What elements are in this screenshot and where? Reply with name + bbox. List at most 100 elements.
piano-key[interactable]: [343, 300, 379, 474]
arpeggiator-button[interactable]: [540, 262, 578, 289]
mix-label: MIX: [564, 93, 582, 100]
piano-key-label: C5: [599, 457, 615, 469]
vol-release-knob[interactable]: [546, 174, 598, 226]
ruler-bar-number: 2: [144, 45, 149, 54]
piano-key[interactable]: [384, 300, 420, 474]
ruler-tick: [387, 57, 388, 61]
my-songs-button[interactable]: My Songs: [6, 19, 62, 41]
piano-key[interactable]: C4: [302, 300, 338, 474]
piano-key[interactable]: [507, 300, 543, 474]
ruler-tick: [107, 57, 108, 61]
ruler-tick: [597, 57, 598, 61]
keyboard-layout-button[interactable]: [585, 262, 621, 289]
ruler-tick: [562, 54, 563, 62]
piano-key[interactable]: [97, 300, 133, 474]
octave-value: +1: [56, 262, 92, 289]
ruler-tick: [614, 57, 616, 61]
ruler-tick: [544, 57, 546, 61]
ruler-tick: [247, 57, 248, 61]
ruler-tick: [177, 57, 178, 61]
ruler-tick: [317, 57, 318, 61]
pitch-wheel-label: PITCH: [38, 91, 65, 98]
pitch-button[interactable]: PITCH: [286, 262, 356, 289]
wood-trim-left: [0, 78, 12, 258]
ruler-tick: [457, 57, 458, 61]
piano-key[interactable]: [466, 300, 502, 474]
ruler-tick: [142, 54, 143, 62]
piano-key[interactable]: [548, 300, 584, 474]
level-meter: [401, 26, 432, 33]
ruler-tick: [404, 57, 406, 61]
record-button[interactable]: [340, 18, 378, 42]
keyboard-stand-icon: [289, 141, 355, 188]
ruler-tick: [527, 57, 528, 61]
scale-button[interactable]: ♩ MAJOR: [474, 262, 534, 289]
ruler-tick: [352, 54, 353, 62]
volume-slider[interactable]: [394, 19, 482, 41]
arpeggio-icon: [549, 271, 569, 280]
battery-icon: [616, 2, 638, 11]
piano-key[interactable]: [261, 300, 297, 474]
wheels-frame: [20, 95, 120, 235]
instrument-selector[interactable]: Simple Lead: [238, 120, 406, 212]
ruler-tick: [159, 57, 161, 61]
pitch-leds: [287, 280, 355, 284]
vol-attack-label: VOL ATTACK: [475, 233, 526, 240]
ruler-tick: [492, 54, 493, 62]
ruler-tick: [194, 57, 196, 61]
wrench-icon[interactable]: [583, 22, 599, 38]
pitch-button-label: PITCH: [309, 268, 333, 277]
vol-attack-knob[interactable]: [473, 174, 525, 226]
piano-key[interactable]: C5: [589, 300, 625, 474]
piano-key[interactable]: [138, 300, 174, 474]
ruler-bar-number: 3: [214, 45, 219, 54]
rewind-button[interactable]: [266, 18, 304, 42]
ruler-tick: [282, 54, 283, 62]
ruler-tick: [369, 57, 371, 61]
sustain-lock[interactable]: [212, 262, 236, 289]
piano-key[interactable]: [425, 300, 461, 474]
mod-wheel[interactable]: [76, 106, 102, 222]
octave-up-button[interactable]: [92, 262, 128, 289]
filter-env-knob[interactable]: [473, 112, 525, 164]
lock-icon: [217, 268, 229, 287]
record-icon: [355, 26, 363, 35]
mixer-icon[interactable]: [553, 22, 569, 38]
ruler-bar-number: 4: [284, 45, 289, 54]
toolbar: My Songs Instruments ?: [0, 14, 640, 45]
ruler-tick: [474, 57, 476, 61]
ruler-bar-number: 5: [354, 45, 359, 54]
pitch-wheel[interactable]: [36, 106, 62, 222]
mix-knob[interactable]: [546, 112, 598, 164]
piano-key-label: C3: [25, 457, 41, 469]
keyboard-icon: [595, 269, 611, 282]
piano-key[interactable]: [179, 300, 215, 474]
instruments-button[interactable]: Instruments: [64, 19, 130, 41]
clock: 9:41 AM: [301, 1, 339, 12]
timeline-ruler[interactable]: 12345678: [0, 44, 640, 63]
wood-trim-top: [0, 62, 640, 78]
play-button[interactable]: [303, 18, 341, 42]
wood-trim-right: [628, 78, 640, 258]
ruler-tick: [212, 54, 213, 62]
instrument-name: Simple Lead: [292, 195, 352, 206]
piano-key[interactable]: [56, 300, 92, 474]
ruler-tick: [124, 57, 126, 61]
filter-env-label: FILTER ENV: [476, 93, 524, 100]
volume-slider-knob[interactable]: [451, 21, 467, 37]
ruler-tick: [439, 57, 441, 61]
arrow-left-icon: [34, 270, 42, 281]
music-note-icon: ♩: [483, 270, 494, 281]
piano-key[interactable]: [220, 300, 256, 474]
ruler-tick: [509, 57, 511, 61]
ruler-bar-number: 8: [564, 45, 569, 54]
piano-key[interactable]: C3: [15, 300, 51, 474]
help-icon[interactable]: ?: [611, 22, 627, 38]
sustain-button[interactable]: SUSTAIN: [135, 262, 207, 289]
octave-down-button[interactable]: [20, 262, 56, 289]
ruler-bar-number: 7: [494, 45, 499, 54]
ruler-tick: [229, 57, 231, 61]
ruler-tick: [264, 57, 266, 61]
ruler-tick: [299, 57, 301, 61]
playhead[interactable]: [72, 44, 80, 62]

> Given task: Copy the rows above word for word, from the first one through the row that contains "ruler-tick: [387, 57, 388, 61]", including that row.

> Solution to the exercise:
What elements are in this screenshot and where? Reply with name + bbox. List at most 100 elements.
piano-key[interactable]: [343, 300, 379, 474]
arpeggiator-button[interactable]: [540, 262, 578, 289]
mix-label: MIX: [564, 93, 582, 100]
piano-key-label: C5: [599, 457, 615, 469]
vol-release-knob[interactable]: [546, 174, 598, 226]
ruler-bar-number: 2: [144, 45, 149, 54]
piano-key[interactable]: [384, 300, 420, 474]
ruler-tick: [387, 57, 388, 61]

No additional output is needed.